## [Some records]
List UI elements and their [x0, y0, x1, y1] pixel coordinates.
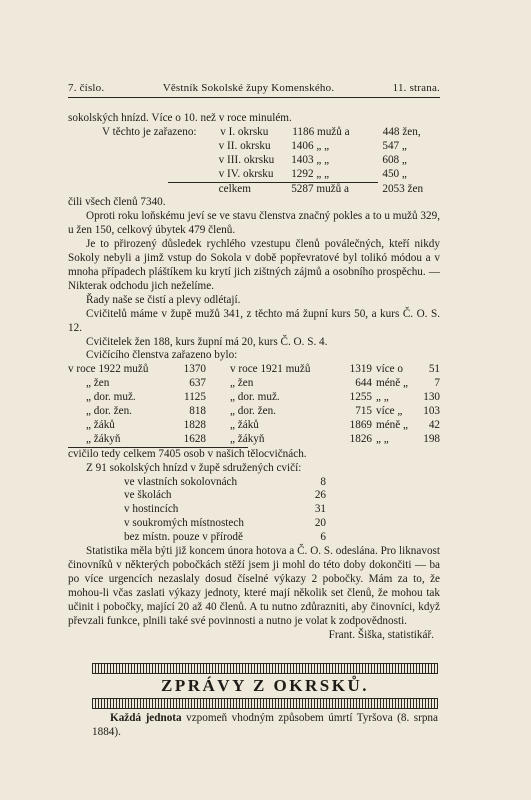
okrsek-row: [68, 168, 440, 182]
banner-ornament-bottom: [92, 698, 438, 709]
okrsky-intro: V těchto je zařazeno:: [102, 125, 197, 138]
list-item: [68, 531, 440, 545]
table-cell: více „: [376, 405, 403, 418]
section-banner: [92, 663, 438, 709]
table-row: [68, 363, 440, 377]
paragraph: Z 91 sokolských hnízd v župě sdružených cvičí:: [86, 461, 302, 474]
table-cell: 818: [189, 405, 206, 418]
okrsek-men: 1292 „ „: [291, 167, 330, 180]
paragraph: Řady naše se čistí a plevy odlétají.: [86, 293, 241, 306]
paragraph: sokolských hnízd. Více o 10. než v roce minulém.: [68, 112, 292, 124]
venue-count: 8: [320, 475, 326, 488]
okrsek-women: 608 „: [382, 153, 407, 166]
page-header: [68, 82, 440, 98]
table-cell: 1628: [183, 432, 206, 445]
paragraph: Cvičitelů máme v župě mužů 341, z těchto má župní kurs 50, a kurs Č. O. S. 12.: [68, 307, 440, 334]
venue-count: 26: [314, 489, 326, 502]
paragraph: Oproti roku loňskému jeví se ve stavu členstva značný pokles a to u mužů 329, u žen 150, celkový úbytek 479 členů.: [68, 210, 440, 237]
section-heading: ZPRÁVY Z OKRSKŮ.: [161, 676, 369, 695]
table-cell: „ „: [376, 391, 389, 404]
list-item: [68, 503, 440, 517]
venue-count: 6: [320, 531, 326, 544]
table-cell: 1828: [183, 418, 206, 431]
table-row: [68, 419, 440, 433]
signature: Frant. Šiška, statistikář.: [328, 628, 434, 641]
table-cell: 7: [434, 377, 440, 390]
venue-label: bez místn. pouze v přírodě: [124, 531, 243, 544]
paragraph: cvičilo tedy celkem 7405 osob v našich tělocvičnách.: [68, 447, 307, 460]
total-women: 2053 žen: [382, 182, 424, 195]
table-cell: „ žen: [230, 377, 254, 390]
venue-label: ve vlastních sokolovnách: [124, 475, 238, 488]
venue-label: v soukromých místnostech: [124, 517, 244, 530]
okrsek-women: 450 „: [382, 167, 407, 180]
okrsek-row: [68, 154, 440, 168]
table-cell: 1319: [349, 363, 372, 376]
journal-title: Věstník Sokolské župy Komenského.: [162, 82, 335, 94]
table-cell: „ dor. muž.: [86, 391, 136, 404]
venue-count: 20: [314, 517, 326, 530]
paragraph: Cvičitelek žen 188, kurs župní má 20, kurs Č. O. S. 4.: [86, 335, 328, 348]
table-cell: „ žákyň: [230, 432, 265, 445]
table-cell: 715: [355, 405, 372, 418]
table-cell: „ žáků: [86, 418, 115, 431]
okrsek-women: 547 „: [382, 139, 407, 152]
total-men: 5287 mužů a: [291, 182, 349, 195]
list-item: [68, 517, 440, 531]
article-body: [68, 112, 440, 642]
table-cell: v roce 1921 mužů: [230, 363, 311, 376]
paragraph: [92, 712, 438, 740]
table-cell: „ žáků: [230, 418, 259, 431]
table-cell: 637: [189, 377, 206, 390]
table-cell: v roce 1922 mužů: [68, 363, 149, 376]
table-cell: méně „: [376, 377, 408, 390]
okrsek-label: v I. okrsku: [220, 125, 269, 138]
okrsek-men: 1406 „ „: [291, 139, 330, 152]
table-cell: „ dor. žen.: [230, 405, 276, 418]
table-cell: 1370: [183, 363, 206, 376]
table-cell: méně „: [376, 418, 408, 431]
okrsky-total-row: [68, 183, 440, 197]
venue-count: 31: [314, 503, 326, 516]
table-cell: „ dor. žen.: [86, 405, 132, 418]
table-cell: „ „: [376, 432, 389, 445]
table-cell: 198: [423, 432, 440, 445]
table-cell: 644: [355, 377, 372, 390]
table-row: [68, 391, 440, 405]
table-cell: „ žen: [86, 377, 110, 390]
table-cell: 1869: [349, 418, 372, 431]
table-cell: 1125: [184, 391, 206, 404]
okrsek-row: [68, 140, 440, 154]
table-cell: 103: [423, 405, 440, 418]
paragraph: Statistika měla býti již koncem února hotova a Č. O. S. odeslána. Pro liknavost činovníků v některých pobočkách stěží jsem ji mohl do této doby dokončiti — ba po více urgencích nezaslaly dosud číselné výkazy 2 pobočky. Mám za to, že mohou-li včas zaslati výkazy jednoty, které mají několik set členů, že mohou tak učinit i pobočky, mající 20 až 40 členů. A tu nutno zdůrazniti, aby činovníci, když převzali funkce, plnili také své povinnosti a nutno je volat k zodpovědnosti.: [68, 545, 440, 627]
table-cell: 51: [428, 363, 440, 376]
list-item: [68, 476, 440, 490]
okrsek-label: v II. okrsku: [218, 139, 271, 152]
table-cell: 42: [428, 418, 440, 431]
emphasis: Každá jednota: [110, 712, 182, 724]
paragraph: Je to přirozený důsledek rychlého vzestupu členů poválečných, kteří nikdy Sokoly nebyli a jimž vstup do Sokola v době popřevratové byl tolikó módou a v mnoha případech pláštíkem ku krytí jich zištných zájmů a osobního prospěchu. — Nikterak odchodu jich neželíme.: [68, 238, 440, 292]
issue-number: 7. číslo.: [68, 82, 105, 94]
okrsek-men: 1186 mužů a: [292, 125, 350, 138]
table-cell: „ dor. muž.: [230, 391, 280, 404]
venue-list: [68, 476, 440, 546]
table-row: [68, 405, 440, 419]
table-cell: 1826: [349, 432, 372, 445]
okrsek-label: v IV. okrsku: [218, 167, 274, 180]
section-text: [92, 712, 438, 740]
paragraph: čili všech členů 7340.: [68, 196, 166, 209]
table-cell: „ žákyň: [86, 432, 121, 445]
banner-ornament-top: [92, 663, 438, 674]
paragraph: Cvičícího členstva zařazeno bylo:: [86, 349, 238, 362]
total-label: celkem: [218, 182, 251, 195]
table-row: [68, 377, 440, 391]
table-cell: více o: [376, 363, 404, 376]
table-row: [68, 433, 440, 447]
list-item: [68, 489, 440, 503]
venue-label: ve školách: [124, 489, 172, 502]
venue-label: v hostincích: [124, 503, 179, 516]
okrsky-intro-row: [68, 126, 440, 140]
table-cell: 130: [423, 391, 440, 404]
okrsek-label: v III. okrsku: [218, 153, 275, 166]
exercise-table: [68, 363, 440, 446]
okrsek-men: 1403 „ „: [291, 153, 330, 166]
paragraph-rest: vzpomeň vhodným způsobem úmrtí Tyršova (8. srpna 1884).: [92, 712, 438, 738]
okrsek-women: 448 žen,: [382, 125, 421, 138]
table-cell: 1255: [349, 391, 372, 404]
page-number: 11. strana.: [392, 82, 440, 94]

...

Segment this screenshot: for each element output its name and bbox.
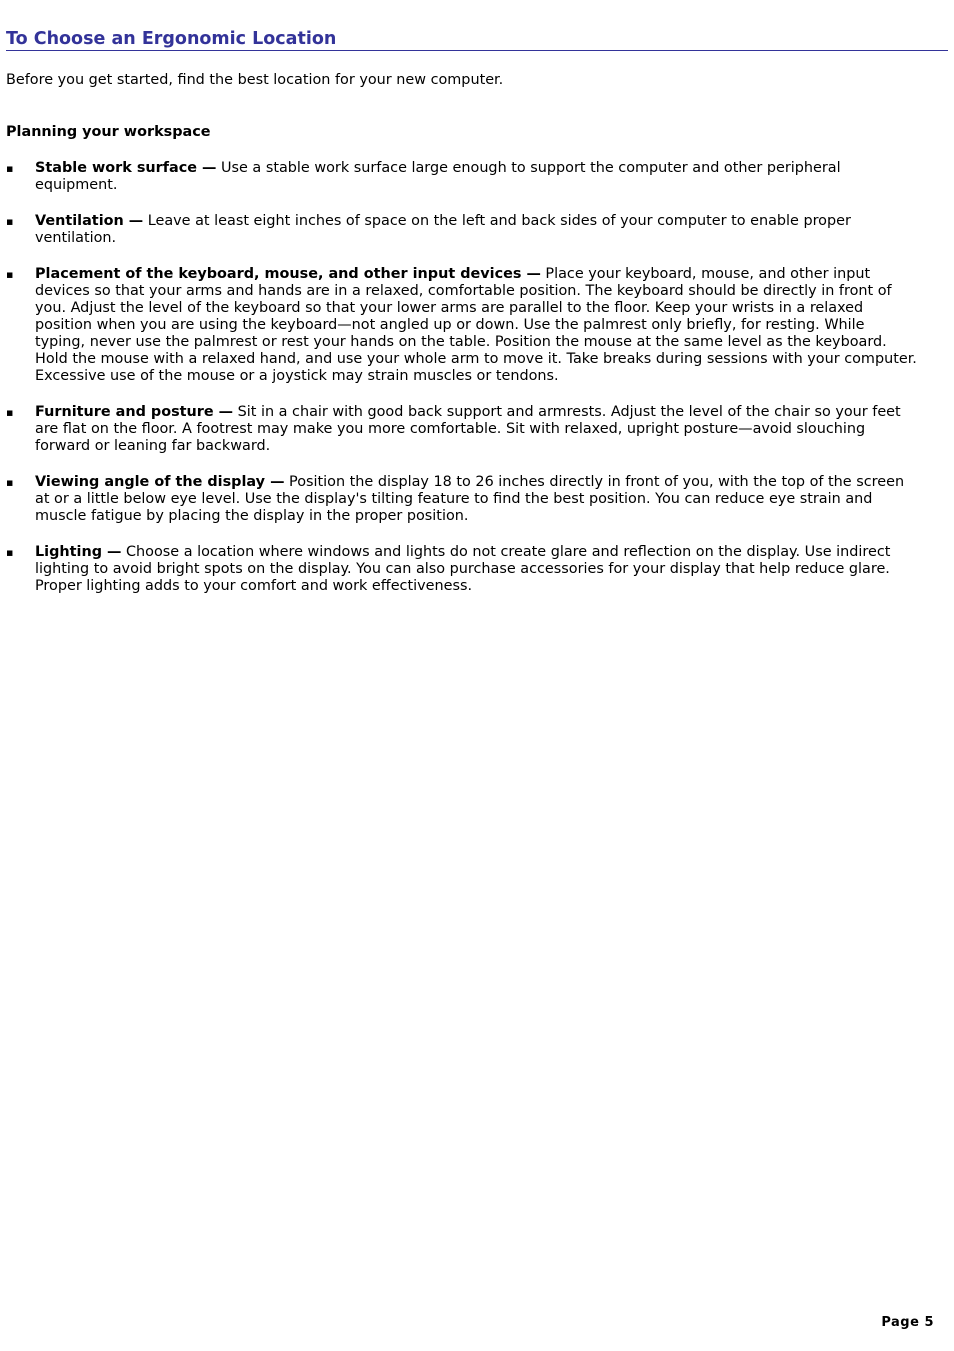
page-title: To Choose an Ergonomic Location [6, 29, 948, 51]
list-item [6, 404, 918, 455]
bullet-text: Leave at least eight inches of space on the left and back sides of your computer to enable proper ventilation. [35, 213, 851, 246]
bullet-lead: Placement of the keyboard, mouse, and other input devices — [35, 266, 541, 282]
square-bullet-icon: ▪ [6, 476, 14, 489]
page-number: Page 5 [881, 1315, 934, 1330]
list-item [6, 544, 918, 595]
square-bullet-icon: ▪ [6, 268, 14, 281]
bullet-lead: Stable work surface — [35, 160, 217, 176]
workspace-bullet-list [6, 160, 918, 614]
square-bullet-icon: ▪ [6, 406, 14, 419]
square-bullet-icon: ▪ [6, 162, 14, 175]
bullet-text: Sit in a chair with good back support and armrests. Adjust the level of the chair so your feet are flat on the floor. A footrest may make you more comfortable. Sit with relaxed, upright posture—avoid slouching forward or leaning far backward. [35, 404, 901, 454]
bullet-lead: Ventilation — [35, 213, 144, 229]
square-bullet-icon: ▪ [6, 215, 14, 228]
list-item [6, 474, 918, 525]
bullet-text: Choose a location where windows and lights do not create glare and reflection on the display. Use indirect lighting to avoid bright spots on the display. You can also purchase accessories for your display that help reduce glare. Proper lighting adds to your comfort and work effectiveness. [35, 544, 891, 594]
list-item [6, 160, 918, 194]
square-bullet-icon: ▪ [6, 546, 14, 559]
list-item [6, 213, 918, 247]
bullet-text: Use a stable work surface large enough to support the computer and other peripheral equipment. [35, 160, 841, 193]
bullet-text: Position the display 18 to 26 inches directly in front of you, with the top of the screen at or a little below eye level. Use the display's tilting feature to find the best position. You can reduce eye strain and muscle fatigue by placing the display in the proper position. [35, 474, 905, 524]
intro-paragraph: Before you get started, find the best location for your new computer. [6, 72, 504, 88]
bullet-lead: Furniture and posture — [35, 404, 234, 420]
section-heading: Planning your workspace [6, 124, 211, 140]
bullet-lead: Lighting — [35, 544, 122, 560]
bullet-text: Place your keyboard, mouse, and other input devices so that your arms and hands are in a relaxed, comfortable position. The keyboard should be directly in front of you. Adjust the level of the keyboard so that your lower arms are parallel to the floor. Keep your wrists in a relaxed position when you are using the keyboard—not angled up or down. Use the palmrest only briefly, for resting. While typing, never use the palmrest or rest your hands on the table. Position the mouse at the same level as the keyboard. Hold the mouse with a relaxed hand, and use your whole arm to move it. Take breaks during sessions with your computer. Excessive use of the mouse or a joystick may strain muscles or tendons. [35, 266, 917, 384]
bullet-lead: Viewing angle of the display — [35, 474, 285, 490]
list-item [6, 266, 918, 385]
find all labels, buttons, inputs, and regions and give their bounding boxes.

## [What you need to do]
Recast everything in the material from the line containing "okrsek-row: [68, 168, 440, 182]" down to the line containing "table-cell: „ dor. muž.: [86, 391, 136, 404]", both included, as a Markdown table with the columns Row and Material line. Give each line its own numbered row, and skip any blank lines.

## [Final result]
| Row | Material line |
|---|---|
| 1 | okrsek-row: [68, 168, 440, 182] |
| 2 | banner-ornament-bottom: [92, 698, 438, 709] |
| 3 | okrsky-intro: V těchto je zařazeno:: [102, 125, 197, 138] |
| 4 | list-item: [68, 531, 440, 545] |
| 5 | table-cell: více „: [376, 405, 403, 418] |
| 6 | section-banner: [92, 663, 438, 709] |
| 7 | table-row: [68, 363, 440, 377] |
| 8 | paragraph: Z 91 sokolských hnízd v župě sdružených cvičí:: [86, 461, 302, 474] |
| 9 | table-cell: 818: [189, 405, 206, 418] |
| 10 | okrsek-men: 1292 „ „: [291, 167, 330, 180] |
| 11 | paragraph: Řady naše se čistí a plevy odlétají.: [86, 293, 241, 306] |
| 12 | paragraph: sokolských hnízd. Více o 10. než v roce minulém.: [68, 112, 292, 124] |
| 13 | venue-count: 8: [320, 475, 326, 488] |
| 14 | okrsek-women: 608 „: [382, 153, 407, 166] |
| 15 | page-header: [68, 82, 440, 98] |
| 16 | table-cell: 1628: [183, 432, 206, 445] |
| 17 | paragraph: Cvičitelů máme v župě mužů 341, z těchto má župní kurs 50, a kurs Č. O. S. 12.: [68, 307, 440, 334] |
| 18 | venue-count: 26: [314, 489, 326, 502] |
| 19 | paragraph: Oproti roku loňskému jeví se ve stavu členstva značný pokles a to u mužů 329, u žen 150, celkový úbytek 479 členů.: [68, 210, 440, 237] |
| 20 | section-heading: ZPRÁVY Z OKRSKŮ.: [161, 676, 369, 695] |
| 21 | table-cell: „ „: [376, 391, 389, 404] |
| 22 | list-item: [68, 503, 440, 517] |
| 23 | venue-count: 6: [320, 531, 326, 544] |
| 24 | table-cell: 1828: [183, 418, 206, 431] |
| 25 | table-row: [68, 419, 440, 433] |
| 26 | signature: Frant. Šiška, statistikář.: [328, 628, 434, 641] |
| 27 | table-cell: 7: [434, 377, 440, 390] |
| 28 | venue-label: bez místn. pouze v přírodě: [124, 531, 243, 544] |
| 29 | paragraph: cvičilo tedy celkem 7405 osob v našich tělocvičnách.: [68, 447, 307, 460] |
| 30 | total-women: 2053 žen: [382, 182, 424, 195] |
| 31 | table-cell: „ žen: [230, 377, 254, 390] |
| 32 | venue-label: ve vlastních sokolovnách: [124, 475, 238, 488] |
| 33 | venue-label: v soukromých místnostech: [124, 517, 244, 530] |
| 34 | okrsek-women: 450 „: [382, 167, 407, 180] |
| 35 | okrsek-row: [68, 154, 440, 168] |
| 36 | table-cell: 1319: [349, 363, 372, 376] |
| 37 | journal-title: Věstník Sokolské župy Komenského.: [162, 82, 335, 94] |
| 38 | table-cell: „ dor. muž.: [86, 391, 136, 404] |